* _Exercise requirements_
Wherever a line holds the string "color", copy that line.
<<<<
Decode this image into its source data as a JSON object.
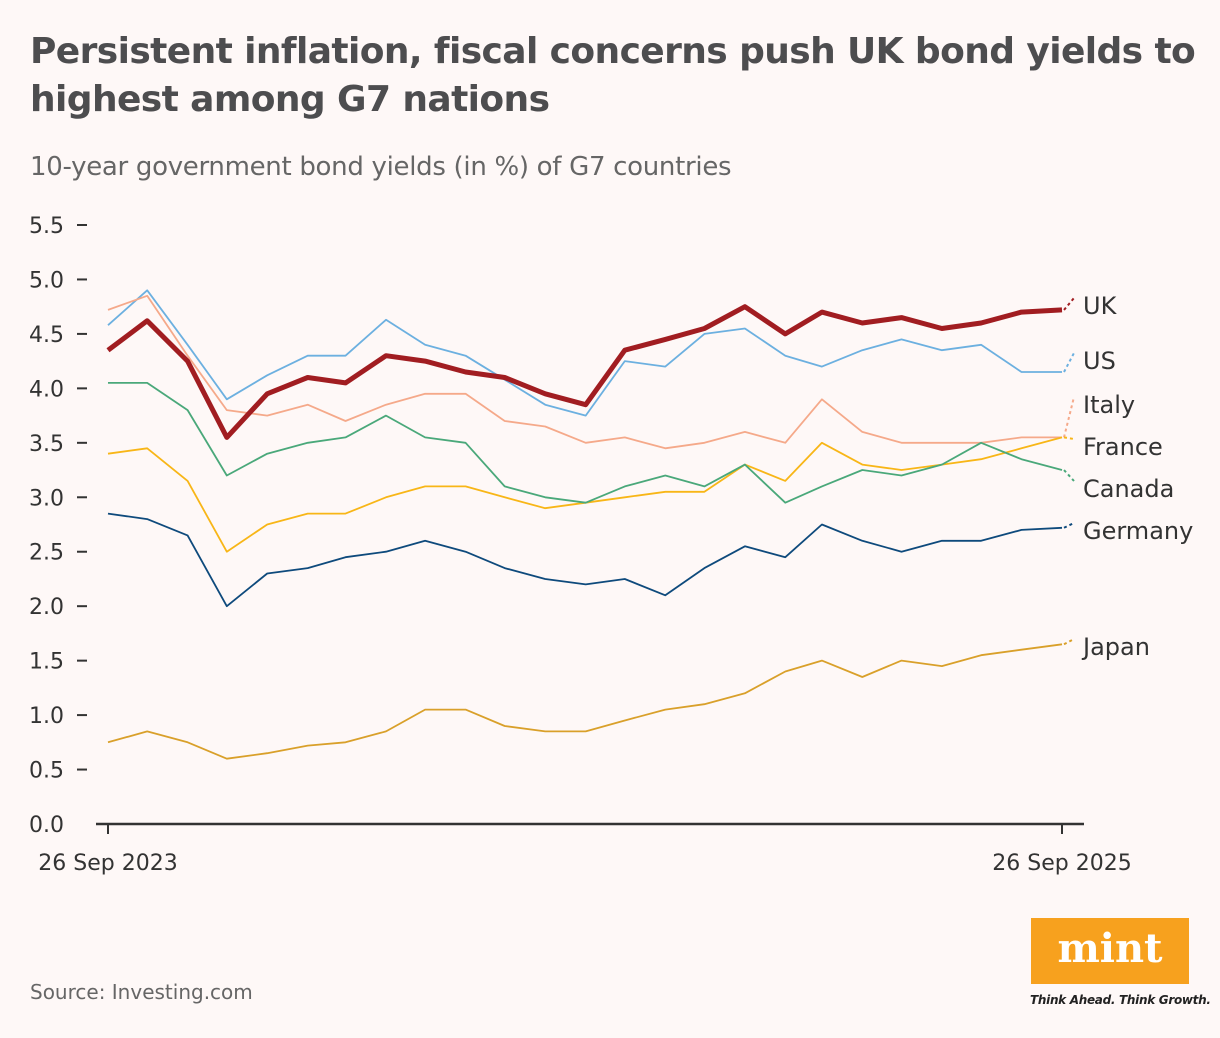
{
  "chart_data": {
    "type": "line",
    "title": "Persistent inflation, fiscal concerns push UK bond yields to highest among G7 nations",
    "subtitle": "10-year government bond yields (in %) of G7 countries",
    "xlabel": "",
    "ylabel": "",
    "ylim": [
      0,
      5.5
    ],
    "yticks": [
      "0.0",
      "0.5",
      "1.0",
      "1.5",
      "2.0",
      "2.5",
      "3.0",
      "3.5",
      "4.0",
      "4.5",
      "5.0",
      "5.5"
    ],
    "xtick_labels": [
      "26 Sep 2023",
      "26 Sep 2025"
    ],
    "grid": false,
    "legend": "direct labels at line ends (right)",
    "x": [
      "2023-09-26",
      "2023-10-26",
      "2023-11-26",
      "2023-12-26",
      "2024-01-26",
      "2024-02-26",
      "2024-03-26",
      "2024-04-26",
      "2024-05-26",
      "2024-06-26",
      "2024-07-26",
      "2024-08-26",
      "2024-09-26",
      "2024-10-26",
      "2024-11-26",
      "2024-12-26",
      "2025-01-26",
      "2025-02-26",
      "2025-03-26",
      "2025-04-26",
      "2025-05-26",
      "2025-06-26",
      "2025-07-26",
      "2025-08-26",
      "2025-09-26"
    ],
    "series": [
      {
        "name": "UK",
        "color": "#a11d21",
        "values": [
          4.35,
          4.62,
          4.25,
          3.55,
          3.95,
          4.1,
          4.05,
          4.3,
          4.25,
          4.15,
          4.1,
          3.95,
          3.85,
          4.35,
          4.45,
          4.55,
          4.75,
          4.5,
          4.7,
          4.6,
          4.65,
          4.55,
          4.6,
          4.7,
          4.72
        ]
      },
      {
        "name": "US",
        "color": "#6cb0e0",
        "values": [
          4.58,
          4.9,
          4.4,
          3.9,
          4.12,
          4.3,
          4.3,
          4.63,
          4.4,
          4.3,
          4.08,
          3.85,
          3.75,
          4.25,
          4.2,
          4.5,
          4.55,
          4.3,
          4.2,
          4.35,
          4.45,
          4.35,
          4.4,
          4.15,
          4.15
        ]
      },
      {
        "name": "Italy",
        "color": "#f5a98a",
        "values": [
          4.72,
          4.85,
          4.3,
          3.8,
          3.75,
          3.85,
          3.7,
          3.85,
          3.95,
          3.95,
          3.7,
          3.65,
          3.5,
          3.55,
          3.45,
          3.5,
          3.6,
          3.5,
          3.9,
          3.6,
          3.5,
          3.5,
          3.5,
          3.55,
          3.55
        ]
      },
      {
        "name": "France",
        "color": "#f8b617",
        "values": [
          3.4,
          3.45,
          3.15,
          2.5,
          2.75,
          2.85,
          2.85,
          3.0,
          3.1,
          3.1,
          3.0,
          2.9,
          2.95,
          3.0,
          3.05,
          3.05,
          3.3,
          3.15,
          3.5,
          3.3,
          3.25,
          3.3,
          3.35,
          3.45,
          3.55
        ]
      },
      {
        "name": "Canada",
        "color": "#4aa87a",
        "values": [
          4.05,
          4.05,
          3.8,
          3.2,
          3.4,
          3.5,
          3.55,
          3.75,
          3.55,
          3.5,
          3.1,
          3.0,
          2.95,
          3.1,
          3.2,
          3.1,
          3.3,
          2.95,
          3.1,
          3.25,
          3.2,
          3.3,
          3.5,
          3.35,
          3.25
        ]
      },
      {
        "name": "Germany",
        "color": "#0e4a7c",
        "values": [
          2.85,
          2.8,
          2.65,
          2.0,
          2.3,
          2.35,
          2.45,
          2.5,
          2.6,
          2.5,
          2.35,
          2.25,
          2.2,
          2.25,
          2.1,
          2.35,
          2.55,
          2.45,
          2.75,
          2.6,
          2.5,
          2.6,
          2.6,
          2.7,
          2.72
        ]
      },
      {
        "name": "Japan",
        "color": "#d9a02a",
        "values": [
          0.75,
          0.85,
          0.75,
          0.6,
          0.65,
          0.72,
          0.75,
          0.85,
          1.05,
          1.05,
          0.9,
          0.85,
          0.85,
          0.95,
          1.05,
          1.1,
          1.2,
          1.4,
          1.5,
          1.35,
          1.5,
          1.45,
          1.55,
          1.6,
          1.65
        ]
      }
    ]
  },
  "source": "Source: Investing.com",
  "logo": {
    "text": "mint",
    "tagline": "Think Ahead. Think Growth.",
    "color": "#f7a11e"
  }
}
>>>>
<<<<
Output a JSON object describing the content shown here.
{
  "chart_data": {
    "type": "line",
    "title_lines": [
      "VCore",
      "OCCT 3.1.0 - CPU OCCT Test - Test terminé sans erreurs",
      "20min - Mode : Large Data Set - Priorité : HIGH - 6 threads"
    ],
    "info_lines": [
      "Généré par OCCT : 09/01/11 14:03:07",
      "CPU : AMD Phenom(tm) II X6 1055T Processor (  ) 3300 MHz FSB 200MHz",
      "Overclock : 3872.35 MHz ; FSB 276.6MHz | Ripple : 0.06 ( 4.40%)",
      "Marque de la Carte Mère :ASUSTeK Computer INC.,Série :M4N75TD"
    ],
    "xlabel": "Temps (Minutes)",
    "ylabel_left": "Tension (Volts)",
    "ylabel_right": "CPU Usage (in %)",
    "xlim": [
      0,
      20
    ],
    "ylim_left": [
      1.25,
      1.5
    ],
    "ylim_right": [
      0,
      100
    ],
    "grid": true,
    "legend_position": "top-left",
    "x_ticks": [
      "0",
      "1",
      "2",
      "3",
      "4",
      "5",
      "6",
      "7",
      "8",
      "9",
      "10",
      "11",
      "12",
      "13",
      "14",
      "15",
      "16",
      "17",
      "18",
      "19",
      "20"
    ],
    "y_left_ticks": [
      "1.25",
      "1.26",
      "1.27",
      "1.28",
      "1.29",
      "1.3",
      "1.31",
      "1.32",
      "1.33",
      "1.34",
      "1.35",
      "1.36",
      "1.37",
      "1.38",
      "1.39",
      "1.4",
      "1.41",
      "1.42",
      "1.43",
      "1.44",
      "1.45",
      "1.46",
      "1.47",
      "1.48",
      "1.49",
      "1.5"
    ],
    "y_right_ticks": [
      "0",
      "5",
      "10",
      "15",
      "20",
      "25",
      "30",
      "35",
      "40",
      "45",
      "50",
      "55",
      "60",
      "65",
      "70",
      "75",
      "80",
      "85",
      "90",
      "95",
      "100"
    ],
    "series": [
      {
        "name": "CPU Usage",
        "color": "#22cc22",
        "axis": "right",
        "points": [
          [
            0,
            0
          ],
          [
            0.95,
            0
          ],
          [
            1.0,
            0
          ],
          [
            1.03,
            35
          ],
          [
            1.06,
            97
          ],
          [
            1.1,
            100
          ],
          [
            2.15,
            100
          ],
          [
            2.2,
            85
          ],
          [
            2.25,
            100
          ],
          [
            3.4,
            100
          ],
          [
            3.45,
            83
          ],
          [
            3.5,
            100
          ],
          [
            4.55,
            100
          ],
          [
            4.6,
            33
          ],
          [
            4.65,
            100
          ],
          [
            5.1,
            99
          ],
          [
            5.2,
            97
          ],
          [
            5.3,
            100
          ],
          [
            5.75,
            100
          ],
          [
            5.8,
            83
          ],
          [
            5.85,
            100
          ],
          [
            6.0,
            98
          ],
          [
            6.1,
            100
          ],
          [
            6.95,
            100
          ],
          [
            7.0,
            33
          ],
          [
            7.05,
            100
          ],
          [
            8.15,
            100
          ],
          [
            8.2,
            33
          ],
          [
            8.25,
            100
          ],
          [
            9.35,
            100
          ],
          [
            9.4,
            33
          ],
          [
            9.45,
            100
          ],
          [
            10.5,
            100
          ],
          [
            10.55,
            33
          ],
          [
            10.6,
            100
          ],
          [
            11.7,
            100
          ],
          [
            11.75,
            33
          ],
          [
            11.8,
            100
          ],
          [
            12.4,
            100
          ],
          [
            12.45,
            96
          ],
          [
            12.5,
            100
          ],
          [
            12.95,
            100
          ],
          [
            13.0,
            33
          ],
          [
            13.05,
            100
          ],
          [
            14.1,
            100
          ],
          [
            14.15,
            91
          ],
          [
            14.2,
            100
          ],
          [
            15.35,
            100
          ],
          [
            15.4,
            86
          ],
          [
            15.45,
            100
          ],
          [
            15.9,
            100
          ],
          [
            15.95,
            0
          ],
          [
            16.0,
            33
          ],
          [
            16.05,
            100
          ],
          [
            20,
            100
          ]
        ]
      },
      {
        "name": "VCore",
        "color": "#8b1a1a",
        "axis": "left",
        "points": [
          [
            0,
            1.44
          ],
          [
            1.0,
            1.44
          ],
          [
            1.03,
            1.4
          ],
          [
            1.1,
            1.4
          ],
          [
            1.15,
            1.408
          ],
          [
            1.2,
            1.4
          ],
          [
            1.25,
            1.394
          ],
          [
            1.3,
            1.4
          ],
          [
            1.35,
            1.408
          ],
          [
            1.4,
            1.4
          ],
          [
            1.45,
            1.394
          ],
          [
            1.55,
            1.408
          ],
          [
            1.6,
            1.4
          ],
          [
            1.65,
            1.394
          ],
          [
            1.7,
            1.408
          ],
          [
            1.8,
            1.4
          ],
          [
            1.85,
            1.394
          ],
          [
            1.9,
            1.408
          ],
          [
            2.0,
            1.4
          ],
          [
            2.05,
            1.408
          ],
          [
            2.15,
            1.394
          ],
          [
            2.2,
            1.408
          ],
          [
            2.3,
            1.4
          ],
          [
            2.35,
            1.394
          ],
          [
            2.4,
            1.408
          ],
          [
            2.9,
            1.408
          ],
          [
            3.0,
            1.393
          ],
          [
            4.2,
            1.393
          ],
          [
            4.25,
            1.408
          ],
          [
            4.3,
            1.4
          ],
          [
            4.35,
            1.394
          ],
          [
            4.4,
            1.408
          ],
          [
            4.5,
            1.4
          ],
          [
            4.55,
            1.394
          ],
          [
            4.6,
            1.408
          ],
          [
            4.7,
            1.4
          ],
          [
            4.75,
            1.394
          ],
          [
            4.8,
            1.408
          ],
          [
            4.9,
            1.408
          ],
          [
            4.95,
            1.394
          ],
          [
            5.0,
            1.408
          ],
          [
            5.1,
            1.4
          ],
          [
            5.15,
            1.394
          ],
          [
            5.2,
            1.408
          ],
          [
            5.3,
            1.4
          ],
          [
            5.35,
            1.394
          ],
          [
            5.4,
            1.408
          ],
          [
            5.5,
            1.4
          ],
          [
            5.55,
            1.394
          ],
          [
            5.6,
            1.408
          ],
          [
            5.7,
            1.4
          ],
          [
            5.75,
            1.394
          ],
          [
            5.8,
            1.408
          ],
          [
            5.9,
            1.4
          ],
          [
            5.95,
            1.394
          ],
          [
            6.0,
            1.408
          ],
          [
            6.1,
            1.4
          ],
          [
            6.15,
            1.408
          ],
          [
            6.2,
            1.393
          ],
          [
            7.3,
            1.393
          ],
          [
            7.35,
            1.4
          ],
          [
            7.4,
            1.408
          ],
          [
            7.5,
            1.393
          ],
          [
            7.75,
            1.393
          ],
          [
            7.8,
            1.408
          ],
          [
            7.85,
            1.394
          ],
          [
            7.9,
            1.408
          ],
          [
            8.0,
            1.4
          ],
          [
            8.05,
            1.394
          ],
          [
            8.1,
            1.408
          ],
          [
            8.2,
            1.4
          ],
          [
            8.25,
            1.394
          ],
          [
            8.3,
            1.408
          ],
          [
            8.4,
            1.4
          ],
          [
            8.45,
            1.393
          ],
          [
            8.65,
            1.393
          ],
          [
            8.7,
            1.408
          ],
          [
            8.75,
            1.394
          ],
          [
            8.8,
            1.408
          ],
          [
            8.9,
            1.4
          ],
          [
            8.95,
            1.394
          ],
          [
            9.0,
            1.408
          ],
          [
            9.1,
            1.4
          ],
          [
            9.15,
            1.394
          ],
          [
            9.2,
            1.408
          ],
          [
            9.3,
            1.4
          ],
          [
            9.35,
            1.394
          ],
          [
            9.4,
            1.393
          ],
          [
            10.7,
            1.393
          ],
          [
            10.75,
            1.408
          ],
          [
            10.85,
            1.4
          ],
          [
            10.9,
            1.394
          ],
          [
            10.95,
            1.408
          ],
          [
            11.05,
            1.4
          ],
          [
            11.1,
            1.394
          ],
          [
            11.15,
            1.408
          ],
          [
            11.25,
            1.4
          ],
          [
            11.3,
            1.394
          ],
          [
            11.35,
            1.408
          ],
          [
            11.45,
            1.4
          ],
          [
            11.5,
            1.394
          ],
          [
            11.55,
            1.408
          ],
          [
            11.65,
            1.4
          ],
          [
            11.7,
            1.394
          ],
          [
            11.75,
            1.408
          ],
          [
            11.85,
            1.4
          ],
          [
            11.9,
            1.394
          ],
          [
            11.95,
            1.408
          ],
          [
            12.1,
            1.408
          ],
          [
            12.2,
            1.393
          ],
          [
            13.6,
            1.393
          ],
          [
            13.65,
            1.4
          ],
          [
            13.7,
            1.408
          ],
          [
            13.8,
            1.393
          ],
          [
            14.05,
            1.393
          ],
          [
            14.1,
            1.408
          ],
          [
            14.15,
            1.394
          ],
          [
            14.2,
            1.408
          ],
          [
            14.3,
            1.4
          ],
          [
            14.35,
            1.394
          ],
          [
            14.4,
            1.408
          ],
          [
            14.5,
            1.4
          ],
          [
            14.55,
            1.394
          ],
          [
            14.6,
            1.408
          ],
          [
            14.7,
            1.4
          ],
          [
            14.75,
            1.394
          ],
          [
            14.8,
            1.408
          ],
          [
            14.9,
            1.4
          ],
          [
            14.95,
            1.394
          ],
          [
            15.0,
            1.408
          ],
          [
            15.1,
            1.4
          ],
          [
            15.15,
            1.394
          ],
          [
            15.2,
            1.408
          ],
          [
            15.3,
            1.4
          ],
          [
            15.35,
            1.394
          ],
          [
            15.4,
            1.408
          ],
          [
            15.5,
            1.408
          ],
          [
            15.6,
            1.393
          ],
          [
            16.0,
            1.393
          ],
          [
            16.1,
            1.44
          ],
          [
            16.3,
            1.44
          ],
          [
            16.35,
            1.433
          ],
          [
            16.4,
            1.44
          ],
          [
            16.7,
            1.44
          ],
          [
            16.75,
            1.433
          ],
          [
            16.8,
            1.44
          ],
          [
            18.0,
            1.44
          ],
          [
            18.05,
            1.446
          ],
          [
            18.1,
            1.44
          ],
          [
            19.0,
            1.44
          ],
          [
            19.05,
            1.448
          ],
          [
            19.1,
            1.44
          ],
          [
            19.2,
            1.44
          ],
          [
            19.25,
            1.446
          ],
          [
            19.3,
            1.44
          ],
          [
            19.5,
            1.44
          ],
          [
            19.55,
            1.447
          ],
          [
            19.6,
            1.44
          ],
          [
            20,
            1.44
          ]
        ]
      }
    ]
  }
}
>>>>
* _Answer for the task_
        "color": "#a11d21",
        "color": "#6cb0e0",
        "color": "#f5a98a",
        "color": "#f8b617",
        "color": "#4aa87a",
        "color": "#0e4a7c",
        "color": "#d9a02a",
    "color": "#f7a11e"
        "color": "#22cc22",
        "color": "#8b1a1a",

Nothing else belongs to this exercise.